What the task asks> Count lines holding the word "Explore". Only the number is wanted.

Dataset records
══════

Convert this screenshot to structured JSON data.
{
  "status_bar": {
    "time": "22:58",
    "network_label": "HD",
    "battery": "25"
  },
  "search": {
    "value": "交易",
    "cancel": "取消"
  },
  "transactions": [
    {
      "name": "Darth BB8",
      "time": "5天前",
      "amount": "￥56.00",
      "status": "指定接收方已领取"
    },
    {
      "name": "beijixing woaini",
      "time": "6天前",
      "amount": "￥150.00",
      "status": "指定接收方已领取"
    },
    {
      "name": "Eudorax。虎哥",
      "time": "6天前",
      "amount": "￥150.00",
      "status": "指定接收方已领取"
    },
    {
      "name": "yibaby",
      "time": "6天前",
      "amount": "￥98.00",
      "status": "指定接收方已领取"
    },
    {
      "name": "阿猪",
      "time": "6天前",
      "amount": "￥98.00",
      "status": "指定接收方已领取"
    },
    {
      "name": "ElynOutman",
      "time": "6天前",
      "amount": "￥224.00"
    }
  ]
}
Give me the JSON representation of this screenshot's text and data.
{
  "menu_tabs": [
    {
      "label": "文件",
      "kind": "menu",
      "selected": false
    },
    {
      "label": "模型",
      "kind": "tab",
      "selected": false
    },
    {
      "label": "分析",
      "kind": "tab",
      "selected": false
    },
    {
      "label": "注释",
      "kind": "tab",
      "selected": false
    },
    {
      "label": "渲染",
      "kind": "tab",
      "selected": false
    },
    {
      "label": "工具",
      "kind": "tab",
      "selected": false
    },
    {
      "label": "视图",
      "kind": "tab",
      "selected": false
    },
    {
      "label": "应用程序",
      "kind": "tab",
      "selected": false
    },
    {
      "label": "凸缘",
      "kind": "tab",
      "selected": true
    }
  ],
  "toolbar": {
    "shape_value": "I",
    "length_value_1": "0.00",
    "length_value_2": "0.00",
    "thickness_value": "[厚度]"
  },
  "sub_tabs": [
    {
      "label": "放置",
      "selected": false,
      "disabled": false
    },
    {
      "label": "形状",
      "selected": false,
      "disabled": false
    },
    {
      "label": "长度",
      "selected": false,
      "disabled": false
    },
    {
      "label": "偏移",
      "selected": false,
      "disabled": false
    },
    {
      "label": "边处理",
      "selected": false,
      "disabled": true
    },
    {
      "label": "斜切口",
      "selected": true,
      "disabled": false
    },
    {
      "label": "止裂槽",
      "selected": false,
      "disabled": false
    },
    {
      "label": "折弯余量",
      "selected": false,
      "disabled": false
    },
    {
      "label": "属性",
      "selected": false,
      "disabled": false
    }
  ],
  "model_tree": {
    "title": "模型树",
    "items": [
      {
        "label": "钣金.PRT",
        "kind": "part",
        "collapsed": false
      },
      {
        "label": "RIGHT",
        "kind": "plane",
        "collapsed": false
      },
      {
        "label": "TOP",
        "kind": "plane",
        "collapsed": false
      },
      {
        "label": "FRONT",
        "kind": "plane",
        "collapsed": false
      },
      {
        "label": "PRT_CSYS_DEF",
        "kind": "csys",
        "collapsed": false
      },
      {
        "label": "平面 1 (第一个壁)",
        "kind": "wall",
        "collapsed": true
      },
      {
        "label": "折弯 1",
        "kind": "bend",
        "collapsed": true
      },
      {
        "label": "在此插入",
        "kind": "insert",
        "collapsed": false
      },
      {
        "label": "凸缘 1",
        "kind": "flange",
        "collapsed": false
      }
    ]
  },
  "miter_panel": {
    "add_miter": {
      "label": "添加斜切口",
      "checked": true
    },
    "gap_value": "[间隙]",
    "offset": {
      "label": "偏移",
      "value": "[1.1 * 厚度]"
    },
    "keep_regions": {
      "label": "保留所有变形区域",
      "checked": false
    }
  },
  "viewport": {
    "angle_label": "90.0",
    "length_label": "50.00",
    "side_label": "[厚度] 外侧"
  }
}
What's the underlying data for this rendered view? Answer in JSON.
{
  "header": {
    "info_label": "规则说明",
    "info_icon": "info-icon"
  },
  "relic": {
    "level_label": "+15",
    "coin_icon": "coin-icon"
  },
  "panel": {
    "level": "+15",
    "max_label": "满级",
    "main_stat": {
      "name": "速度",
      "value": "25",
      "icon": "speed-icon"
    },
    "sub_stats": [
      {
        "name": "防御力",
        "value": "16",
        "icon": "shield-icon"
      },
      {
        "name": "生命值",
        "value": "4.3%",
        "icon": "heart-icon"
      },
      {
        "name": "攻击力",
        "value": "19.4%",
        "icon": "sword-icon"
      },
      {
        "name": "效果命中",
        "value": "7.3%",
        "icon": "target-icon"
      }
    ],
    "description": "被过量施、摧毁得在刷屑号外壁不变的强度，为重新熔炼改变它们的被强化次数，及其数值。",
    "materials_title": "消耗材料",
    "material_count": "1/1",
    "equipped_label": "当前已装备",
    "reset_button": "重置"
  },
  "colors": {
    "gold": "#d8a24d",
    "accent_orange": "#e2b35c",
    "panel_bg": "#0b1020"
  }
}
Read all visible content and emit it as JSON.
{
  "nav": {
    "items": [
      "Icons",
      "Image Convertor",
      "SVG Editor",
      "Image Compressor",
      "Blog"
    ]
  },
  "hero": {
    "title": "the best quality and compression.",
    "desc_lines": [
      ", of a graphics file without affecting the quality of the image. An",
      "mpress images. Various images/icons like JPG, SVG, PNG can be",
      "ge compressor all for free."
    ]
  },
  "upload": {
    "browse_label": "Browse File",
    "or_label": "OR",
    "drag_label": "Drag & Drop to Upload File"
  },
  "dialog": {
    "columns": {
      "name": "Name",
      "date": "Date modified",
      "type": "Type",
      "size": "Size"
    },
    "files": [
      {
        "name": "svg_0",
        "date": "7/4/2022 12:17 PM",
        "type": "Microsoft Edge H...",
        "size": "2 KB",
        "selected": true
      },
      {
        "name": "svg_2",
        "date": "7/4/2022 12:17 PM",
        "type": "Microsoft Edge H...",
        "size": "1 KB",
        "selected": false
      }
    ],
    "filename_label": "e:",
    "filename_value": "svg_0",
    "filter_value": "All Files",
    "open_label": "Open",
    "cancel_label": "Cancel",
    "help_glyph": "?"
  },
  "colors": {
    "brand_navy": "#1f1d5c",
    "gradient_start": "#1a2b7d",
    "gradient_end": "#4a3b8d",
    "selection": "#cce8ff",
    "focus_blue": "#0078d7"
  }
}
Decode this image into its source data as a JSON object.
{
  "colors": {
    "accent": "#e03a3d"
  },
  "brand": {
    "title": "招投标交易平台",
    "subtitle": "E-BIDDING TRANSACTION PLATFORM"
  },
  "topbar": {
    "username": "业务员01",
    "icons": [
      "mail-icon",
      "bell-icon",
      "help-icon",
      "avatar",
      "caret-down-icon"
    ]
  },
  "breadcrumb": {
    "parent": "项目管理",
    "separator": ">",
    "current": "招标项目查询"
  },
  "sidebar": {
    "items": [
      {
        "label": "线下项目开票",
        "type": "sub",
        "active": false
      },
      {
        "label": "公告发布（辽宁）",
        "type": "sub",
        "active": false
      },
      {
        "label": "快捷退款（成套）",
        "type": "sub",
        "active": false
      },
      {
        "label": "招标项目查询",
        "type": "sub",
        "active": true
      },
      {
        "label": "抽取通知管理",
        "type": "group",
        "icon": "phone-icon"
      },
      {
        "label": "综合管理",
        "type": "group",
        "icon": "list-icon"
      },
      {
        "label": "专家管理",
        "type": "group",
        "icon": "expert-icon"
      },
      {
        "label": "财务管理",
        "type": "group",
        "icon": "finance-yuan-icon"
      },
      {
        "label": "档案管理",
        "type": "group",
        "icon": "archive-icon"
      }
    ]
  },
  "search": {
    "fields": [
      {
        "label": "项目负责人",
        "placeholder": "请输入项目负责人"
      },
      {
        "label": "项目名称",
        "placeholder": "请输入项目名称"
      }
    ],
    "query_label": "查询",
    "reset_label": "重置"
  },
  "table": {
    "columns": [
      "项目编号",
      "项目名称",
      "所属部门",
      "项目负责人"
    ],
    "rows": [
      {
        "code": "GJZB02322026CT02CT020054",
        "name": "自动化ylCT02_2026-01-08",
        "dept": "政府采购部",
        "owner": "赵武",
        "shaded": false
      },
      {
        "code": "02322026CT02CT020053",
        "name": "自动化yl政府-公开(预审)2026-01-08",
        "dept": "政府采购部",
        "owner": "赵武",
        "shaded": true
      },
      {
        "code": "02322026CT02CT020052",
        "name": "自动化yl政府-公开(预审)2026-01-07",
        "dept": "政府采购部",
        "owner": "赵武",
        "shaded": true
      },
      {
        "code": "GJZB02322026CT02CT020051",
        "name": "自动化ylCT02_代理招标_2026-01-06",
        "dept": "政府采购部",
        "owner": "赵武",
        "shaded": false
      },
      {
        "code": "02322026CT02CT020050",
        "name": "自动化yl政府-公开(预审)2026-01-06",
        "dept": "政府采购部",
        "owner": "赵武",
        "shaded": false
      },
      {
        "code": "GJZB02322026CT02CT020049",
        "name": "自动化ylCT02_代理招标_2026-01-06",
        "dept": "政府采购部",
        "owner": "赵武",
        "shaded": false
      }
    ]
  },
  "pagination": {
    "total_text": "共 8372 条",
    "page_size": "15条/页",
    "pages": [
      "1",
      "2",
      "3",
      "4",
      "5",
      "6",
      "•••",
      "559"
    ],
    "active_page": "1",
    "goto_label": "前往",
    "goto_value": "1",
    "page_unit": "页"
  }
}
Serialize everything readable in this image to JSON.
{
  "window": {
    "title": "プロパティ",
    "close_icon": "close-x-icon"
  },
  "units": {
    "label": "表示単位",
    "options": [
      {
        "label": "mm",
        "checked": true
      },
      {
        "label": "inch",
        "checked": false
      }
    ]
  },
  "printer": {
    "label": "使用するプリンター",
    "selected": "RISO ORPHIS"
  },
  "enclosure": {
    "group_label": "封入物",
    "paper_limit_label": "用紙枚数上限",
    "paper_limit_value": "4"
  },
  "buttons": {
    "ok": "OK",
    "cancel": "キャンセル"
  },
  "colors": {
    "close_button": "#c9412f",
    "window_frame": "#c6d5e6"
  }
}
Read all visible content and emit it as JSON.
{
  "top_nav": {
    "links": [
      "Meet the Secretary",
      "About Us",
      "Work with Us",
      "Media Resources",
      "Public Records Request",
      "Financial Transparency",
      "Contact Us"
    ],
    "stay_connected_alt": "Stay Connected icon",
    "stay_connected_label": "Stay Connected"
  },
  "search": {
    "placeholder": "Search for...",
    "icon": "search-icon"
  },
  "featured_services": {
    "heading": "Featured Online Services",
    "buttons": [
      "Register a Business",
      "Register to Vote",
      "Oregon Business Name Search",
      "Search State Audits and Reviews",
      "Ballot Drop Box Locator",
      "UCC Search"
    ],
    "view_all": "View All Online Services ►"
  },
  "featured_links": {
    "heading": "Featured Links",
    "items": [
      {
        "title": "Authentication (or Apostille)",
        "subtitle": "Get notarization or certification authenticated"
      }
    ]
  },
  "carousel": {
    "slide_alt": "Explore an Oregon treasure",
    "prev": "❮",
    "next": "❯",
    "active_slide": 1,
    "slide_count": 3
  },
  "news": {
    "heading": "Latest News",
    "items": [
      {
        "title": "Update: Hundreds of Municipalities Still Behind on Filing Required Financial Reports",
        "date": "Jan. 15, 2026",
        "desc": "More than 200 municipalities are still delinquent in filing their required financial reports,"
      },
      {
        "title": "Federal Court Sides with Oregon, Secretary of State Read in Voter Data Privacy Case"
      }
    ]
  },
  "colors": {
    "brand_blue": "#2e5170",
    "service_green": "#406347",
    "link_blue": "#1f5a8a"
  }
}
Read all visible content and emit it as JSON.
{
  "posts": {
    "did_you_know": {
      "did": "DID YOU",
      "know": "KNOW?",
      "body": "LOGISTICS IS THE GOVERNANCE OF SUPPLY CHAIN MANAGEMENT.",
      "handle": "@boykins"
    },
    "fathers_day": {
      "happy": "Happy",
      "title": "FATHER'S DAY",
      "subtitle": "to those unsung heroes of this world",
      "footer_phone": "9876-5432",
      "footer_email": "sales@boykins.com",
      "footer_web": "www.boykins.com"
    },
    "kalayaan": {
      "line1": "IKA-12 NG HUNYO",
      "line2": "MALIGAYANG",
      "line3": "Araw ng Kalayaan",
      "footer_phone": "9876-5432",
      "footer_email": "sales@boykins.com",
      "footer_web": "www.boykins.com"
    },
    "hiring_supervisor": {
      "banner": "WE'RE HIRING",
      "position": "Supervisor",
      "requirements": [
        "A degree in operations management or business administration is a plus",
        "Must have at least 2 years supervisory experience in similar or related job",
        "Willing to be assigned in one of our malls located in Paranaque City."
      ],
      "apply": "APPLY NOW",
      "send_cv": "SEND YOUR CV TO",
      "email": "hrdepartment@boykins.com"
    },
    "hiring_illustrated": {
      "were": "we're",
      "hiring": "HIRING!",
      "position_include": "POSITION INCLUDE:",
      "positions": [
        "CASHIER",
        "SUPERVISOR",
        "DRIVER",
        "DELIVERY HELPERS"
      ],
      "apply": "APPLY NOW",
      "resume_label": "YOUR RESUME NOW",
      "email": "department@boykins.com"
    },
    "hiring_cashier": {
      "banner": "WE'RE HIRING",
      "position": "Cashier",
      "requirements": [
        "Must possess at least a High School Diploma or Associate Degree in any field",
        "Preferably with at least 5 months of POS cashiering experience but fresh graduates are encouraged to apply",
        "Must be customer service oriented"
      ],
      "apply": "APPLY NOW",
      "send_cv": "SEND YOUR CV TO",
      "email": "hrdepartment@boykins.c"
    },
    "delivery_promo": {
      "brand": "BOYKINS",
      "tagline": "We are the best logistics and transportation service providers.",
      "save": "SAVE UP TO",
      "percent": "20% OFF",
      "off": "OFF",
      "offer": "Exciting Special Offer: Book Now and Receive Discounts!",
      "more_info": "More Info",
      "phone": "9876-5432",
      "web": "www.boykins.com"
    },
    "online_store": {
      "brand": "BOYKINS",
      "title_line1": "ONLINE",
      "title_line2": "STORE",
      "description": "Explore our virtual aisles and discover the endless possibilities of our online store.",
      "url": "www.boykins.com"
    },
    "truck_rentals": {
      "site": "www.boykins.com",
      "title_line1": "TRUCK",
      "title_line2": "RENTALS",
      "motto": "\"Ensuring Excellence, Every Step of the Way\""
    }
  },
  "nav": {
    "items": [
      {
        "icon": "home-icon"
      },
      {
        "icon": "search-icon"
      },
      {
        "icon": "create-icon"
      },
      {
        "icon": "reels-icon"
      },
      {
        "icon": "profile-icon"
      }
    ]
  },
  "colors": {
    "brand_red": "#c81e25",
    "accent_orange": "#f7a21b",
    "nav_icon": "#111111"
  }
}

══════

Worked answer> 2